Go through the listing below and gather every line with the word "Flurstücksnummer".

Extracted records
▬▬▬▬▬▬

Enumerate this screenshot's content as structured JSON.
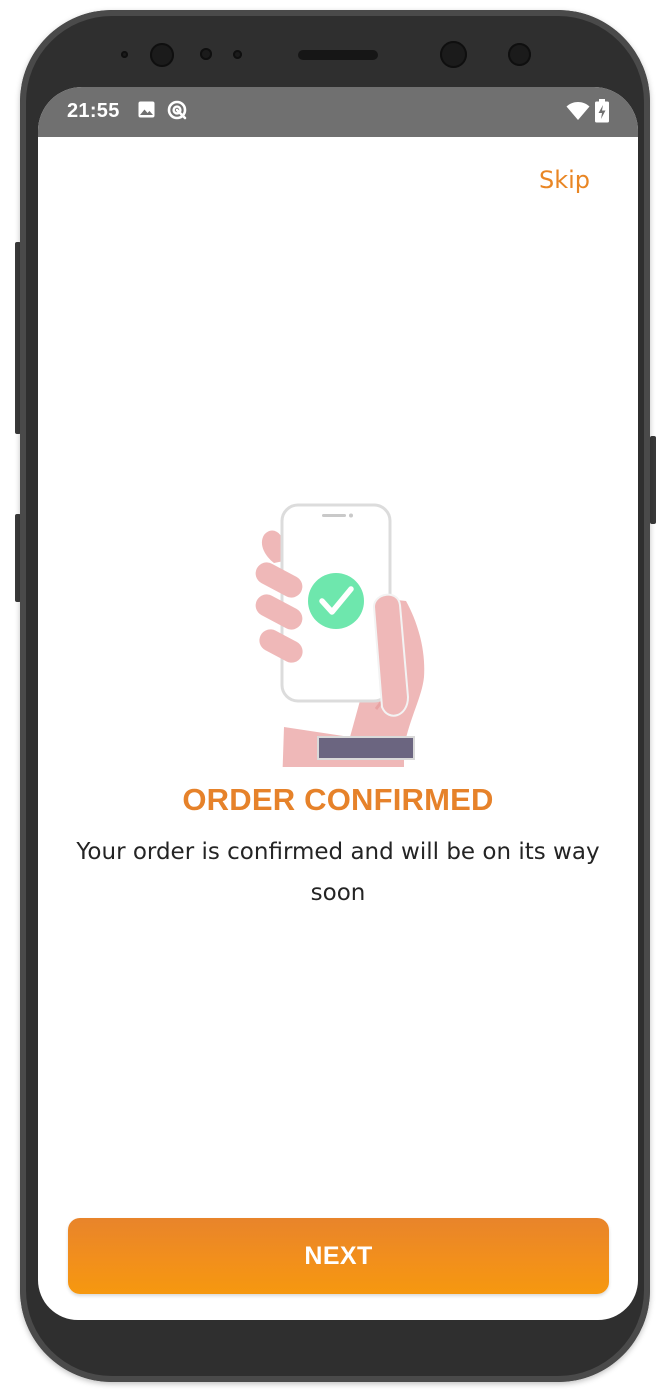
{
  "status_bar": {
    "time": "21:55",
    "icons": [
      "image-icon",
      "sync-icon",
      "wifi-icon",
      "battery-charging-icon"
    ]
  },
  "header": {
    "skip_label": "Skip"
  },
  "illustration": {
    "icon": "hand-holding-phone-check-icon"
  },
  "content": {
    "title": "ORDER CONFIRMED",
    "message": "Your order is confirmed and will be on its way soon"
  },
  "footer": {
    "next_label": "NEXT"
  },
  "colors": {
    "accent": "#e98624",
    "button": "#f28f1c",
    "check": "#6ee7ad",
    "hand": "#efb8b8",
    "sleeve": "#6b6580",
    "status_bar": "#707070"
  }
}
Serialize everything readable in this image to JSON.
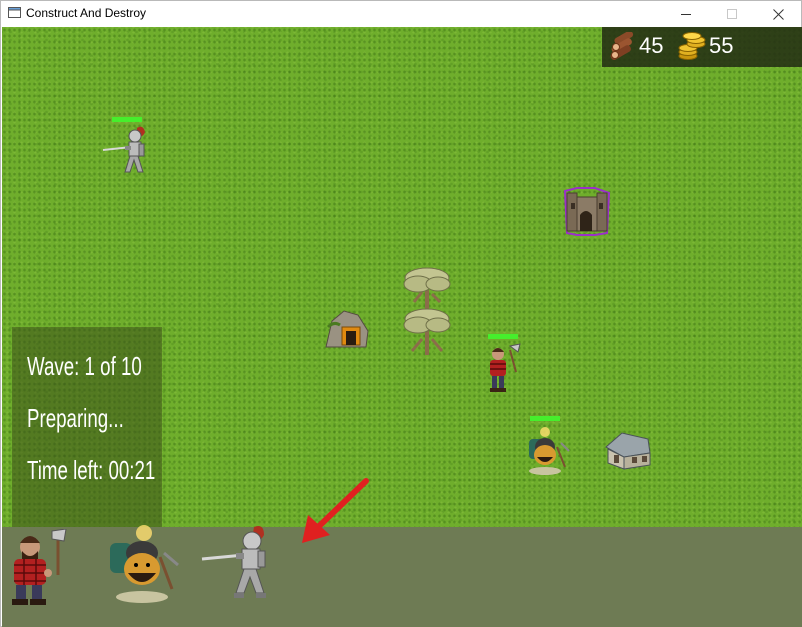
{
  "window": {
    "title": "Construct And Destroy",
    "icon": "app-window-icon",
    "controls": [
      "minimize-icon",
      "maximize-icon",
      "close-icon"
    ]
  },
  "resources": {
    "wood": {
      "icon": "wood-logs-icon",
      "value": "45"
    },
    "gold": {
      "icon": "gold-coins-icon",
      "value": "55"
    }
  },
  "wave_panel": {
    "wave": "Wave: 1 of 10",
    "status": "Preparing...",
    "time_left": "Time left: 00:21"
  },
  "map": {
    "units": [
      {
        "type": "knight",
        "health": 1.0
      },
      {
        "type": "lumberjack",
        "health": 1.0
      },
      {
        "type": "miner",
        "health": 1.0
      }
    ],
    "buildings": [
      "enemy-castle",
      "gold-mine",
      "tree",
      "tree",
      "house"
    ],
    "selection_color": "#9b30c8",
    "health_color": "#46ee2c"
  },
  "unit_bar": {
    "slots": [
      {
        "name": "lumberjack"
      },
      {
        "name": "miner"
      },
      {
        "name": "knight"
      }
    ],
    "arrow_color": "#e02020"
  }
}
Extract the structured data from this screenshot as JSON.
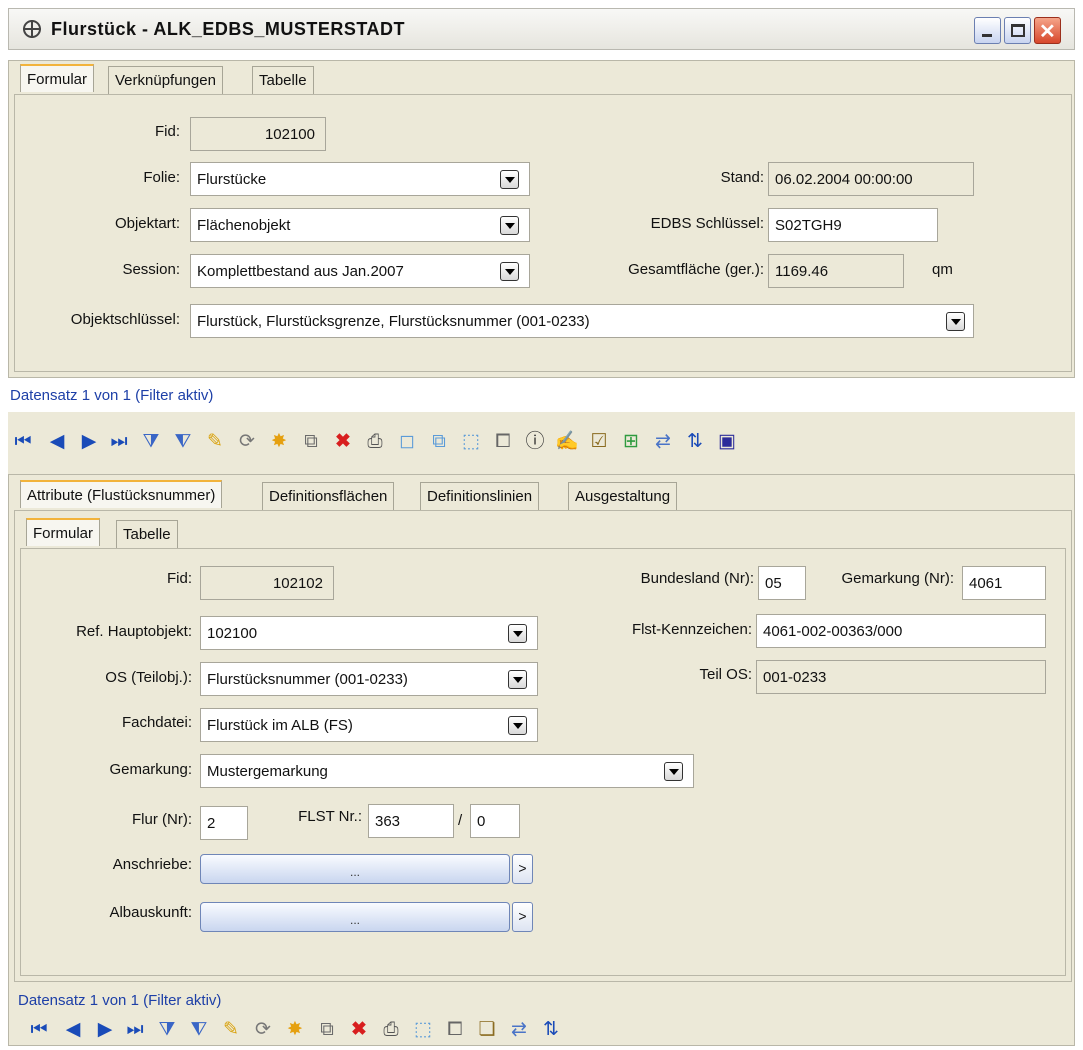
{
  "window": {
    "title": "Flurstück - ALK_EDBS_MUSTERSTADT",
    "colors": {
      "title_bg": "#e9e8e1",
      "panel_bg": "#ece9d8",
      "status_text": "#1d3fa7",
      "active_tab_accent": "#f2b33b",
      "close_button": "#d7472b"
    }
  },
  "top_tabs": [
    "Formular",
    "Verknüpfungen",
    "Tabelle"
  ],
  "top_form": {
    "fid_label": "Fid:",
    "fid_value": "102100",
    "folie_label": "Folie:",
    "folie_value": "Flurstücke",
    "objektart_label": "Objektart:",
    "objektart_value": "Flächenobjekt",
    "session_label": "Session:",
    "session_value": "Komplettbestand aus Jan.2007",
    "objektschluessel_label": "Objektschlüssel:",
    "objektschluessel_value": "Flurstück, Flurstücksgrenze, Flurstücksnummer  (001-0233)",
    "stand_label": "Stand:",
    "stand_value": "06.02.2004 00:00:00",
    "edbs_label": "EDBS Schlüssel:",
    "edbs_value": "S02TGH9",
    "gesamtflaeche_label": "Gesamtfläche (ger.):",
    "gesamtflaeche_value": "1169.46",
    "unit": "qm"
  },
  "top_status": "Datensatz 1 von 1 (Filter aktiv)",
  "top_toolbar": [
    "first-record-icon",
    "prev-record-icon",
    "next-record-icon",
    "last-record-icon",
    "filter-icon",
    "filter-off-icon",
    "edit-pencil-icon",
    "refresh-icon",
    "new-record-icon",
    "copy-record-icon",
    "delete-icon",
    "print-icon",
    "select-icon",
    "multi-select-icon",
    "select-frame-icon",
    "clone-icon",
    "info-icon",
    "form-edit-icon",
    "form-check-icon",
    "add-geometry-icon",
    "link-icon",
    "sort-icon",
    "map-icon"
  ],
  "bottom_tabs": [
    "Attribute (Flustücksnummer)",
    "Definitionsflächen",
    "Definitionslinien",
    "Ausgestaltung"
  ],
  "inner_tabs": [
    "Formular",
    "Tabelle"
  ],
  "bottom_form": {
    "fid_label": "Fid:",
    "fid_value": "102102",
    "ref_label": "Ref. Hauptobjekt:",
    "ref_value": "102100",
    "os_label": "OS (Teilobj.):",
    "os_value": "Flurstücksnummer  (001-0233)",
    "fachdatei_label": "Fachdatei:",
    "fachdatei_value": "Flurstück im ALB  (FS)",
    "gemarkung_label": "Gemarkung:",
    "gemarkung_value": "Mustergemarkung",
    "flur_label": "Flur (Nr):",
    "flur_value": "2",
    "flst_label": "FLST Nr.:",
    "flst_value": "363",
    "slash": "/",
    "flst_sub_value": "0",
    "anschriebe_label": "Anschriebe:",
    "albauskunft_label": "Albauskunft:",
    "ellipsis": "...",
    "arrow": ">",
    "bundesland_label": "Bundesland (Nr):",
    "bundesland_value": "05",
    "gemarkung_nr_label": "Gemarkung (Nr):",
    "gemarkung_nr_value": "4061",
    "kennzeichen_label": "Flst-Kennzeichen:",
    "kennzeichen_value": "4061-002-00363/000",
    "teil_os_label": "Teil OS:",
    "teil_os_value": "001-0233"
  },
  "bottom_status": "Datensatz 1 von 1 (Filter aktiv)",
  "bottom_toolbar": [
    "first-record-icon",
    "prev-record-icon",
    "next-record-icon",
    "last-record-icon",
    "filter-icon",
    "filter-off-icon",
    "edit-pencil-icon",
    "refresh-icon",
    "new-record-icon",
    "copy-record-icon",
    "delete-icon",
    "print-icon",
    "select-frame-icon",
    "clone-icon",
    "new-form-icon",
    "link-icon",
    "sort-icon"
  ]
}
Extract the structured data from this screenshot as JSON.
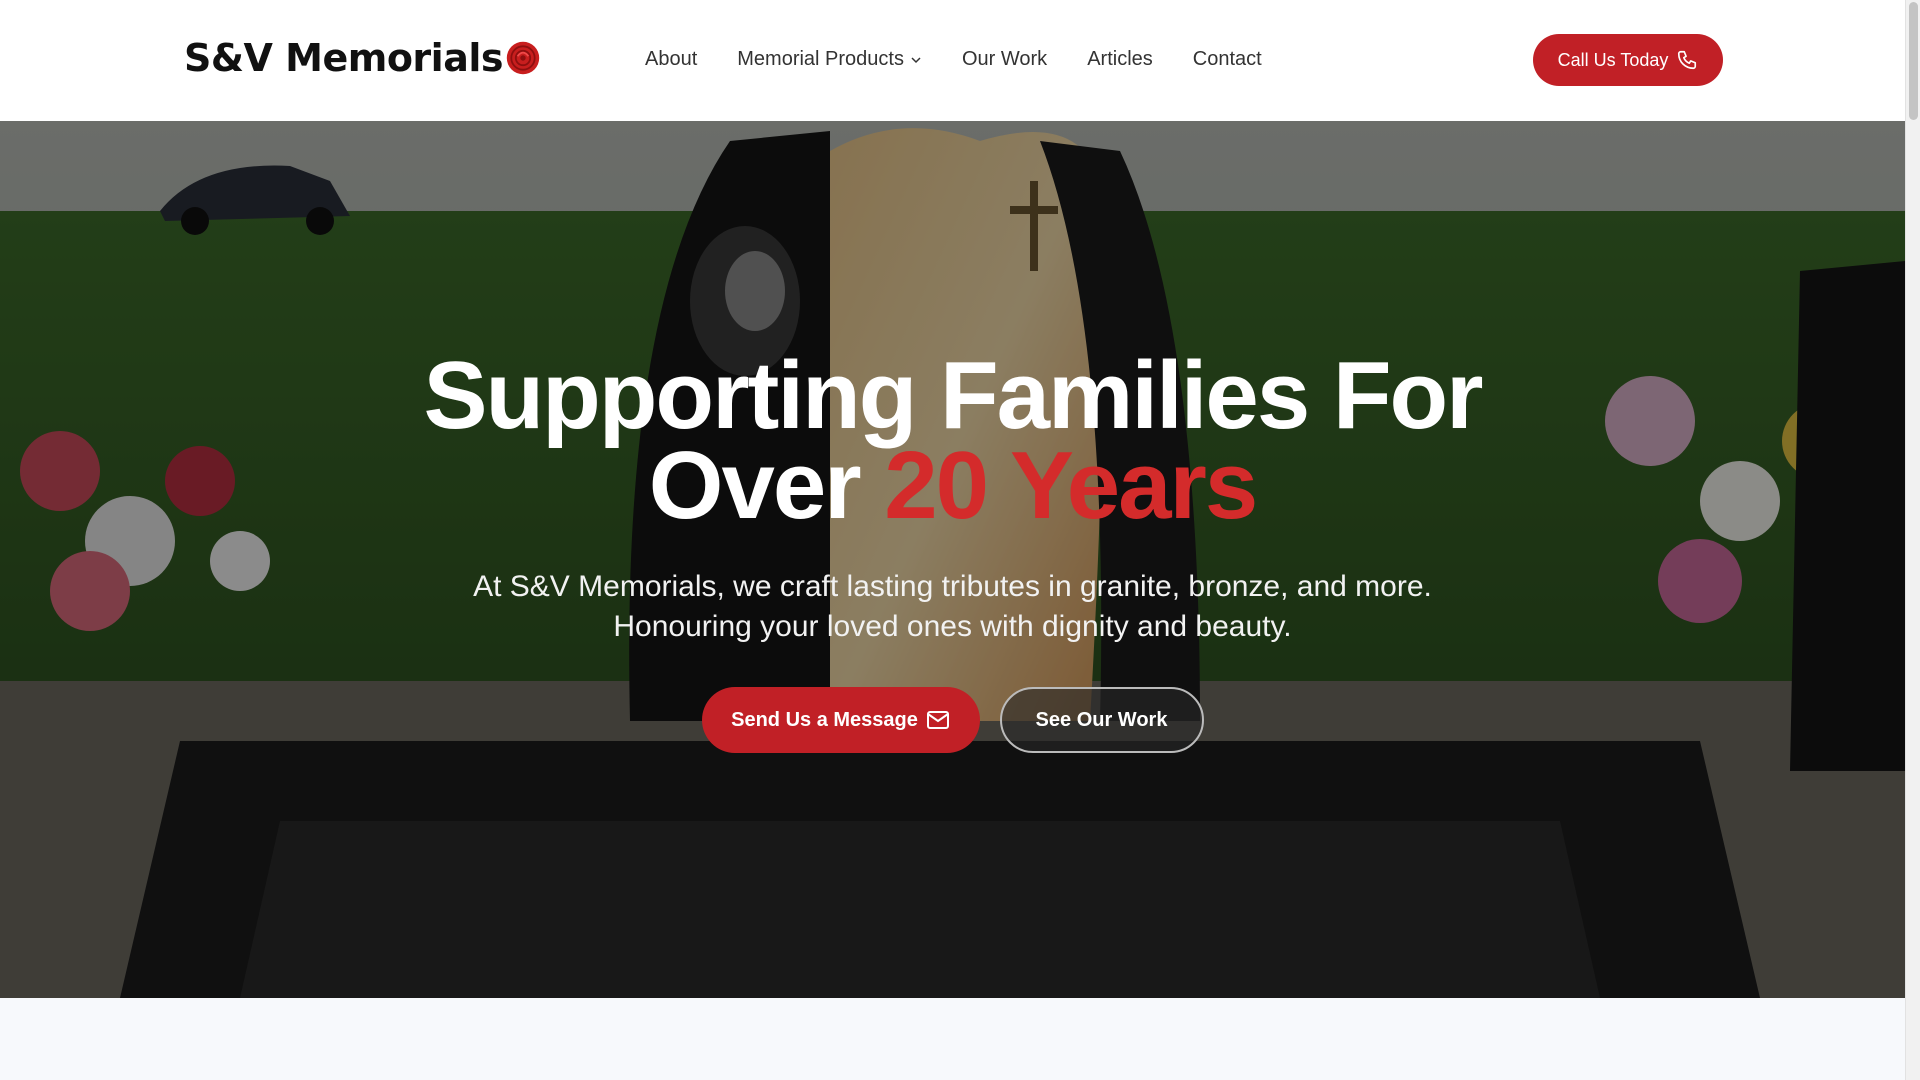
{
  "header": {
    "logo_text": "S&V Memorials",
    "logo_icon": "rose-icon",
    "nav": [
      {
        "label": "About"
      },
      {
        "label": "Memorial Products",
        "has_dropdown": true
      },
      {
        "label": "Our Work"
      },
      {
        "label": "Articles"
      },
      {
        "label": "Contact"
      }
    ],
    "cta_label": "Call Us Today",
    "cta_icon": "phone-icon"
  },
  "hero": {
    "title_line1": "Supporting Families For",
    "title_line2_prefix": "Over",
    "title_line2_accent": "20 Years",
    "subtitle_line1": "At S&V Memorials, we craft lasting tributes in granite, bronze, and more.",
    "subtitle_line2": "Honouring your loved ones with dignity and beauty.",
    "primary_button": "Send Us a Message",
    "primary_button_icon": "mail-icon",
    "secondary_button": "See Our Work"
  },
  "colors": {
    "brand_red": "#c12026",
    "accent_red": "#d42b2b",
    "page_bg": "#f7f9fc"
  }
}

▬▬▬▬▬▬

→ **Solution to the problem**:
    "objektschluessel_value": "Flurstück, Flurstücksgrenze, Flurstücksnummer  (001-0233)",
    "os_value": "Flurstücksnummer  (001-0233)",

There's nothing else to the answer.